=== Required task ===
Look for "Semi" in the listing below. Gather each line that contains it.

=== Recorded data ===

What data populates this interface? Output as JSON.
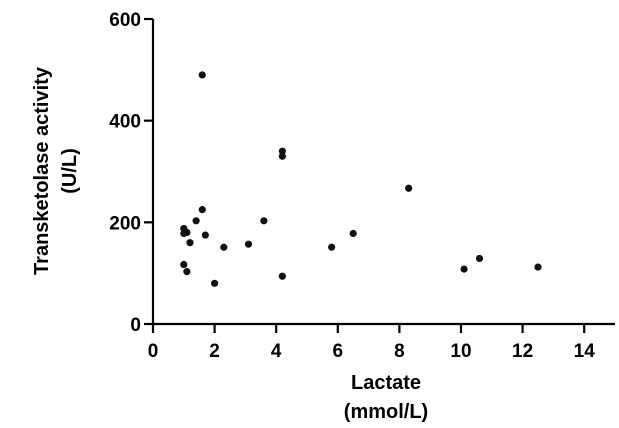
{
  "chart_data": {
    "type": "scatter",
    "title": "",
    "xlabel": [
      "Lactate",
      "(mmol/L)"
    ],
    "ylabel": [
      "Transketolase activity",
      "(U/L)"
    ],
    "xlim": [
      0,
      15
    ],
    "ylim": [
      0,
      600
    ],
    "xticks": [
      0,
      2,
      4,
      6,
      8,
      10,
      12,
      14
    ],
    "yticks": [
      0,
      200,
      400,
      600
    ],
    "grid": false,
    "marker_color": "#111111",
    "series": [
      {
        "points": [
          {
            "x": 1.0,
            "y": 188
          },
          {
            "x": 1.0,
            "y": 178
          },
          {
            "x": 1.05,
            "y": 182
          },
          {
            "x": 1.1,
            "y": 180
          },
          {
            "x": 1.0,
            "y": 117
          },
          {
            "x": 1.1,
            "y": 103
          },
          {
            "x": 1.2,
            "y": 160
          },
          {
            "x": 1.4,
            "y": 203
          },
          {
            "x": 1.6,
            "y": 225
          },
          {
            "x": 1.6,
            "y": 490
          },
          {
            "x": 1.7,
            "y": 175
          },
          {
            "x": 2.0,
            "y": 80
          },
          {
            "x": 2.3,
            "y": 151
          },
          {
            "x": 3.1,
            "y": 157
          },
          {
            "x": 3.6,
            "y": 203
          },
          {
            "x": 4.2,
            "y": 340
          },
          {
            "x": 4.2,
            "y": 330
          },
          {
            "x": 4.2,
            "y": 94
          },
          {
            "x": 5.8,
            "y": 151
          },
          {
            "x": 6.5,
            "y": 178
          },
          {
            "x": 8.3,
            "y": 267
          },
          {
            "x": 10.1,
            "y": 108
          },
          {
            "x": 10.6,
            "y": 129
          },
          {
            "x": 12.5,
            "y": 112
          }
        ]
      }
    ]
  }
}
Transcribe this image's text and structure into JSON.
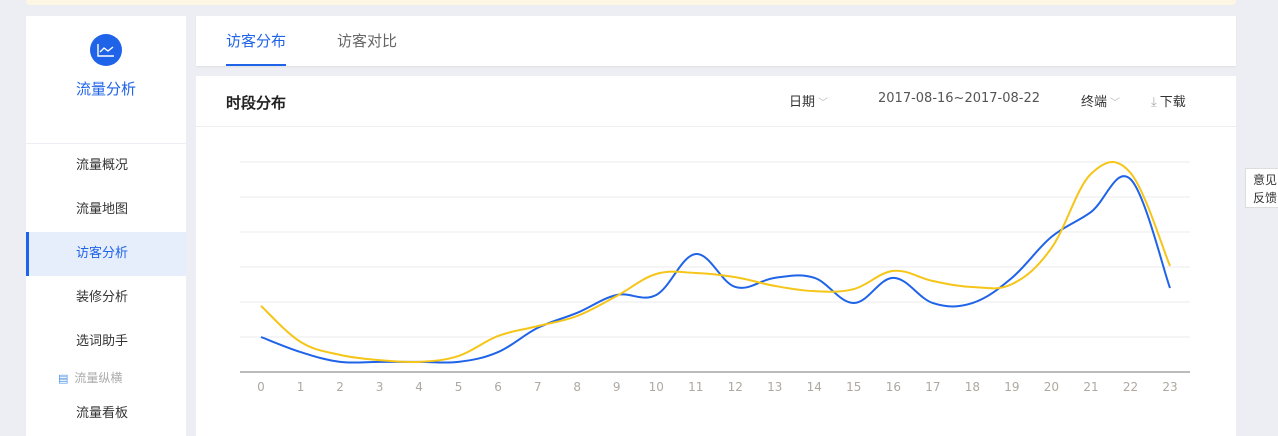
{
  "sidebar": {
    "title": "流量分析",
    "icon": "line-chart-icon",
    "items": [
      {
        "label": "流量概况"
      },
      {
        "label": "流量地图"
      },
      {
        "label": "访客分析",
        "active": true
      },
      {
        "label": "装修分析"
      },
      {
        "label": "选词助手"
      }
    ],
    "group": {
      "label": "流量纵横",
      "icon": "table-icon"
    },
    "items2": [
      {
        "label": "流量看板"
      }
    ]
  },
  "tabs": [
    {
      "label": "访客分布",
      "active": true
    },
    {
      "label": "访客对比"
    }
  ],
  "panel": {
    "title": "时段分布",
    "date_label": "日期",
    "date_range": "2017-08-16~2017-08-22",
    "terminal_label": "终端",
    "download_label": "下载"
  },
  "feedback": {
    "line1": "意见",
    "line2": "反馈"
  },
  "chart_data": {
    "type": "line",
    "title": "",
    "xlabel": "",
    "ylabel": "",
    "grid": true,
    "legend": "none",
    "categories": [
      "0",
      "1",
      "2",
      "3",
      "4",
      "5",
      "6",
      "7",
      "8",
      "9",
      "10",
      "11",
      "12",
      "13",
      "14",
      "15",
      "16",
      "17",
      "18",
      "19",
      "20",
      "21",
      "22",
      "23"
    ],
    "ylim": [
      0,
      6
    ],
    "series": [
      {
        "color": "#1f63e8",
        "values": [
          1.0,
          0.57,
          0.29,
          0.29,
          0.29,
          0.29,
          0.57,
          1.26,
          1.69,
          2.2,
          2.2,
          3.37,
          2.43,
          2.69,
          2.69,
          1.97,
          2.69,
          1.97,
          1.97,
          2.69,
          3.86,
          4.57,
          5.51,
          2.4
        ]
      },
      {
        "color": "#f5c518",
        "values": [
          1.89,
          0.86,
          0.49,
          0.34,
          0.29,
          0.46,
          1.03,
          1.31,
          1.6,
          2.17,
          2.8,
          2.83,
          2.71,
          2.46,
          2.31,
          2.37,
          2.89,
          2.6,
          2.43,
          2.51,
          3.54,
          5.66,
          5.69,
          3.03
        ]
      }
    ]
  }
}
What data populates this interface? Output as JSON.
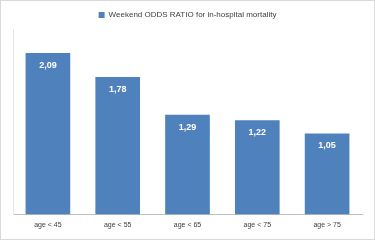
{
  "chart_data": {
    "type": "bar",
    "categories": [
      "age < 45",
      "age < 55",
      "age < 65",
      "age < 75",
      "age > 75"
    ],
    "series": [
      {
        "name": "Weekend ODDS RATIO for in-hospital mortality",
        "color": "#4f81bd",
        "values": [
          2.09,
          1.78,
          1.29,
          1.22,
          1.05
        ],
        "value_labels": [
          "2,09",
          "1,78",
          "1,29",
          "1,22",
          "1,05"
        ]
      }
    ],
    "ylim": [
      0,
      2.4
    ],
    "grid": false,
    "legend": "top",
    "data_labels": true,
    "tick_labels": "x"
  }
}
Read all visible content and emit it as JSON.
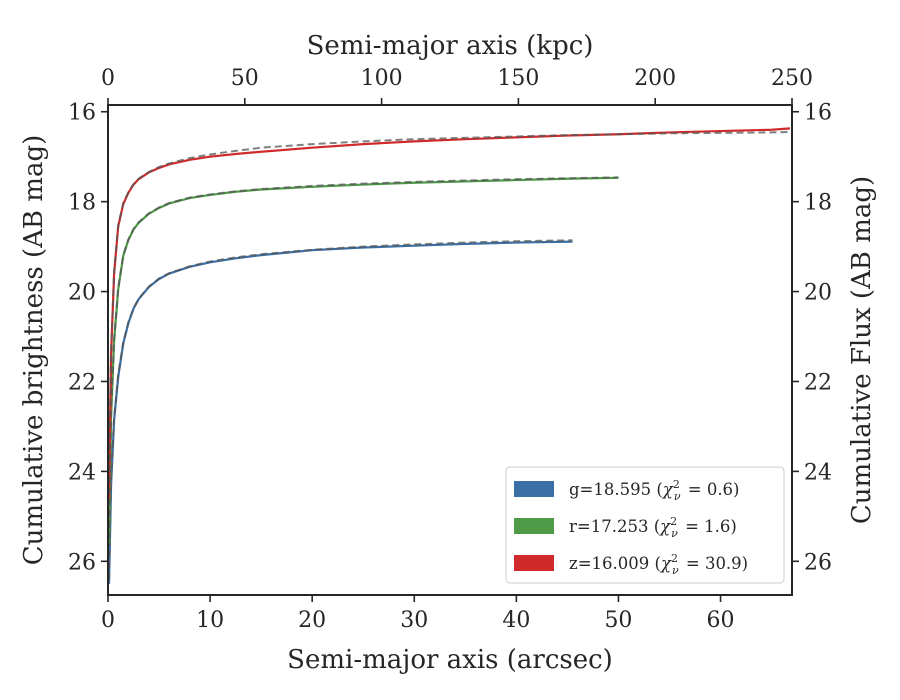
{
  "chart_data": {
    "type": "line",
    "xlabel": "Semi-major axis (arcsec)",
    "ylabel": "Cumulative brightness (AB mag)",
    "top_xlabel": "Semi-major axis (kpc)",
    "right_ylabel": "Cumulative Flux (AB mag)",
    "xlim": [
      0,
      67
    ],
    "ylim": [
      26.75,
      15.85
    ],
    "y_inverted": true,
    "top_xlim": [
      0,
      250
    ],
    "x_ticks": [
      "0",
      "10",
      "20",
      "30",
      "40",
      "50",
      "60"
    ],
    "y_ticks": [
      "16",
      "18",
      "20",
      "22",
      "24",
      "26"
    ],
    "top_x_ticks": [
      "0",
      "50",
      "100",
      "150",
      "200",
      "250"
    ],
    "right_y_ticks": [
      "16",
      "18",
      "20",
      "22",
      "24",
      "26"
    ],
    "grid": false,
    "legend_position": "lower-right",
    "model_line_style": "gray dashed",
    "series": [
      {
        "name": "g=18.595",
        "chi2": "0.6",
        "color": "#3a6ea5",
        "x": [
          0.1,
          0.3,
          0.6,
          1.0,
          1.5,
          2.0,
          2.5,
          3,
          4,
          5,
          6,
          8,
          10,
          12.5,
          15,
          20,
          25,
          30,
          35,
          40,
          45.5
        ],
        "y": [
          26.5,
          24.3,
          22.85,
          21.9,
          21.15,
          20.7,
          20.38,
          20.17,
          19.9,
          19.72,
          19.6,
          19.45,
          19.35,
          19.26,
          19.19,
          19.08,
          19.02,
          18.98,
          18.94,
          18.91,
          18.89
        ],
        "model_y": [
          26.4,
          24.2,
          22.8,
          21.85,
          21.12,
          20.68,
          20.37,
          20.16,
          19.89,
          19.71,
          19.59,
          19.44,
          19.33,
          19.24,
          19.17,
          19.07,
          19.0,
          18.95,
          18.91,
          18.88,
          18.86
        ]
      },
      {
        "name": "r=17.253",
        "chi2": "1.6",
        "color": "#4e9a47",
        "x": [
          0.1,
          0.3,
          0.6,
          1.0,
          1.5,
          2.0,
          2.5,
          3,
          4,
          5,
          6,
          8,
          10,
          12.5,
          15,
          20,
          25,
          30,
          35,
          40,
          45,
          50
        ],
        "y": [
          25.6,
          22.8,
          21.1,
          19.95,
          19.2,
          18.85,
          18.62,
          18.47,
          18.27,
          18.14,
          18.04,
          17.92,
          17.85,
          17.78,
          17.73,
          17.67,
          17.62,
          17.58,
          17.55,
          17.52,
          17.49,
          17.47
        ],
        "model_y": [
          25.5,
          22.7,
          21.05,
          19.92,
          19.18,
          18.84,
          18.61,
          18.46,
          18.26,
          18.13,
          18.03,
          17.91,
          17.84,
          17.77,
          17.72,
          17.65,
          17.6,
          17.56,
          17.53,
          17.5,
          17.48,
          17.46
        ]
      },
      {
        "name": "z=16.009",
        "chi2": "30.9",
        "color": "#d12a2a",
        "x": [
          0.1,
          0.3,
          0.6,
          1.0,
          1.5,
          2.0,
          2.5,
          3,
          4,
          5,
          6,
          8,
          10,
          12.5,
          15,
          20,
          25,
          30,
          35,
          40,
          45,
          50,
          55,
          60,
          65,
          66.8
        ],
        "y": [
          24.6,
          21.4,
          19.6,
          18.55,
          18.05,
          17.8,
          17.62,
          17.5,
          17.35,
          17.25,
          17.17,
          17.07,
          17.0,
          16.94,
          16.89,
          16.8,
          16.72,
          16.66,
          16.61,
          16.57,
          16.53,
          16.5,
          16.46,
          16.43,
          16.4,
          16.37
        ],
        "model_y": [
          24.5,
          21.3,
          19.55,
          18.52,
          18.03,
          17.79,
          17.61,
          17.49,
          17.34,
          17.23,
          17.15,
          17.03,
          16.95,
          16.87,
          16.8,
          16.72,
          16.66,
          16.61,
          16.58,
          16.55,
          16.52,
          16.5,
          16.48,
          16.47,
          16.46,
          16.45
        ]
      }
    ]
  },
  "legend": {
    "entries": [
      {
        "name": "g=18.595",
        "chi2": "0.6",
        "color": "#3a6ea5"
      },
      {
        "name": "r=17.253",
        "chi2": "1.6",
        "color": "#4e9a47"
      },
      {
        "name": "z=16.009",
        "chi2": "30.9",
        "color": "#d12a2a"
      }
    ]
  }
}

=== Finished task ===
    "xlabel": "Semi-major axis (arcsec)",
    "top_xlabel": "Semi-major axis (kpc)",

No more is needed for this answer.